Top of AVAILABLE DATA

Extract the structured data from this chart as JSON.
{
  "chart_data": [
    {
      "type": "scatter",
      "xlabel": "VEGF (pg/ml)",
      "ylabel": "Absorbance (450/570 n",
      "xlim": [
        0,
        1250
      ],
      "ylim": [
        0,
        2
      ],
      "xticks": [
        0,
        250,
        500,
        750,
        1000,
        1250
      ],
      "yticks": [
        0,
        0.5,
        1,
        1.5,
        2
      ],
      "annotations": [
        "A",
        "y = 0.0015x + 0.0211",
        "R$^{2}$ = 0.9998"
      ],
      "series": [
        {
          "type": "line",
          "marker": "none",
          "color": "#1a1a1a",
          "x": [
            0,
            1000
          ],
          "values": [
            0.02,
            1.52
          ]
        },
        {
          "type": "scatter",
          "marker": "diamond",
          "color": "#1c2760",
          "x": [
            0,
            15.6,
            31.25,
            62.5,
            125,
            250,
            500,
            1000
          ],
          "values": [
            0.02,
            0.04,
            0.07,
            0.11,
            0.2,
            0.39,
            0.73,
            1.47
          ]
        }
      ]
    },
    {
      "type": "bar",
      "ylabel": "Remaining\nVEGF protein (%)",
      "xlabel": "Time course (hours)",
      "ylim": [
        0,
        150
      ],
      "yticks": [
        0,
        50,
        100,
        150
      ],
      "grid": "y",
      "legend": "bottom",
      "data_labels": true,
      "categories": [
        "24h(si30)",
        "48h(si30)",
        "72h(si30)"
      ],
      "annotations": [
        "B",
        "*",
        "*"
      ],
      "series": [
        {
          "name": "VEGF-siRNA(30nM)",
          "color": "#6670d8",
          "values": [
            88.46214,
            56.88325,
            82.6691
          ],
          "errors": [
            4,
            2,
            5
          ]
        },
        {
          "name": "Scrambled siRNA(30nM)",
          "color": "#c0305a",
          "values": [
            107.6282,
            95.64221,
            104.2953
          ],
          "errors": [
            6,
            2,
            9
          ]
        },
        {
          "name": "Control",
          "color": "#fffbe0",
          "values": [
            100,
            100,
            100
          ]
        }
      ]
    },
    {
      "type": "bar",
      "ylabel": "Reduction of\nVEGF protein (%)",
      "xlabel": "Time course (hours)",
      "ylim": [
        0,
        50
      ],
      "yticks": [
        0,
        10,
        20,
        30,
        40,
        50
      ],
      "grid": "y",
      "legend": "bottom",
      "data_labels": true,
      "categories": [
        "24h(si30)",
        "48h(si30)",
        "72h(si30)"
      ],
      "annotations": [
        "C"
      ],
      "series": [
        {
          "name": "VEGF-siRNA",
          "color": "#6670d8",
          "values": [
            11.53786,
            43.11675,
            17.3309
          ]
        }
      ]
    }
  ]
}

Bottom of AVAILABLE DATA

**WHAT TO DO**
The expected output is each line of the records above that includes the word "color".

**OUTPUT FOR THIS TASK**
          "color": "#1a1a1a",
          "color": "#1c2760",
          "color": "#6670d8",
          "color": "#c0305a",
          "color": "#fffbe0",
          "color": "#6670d8",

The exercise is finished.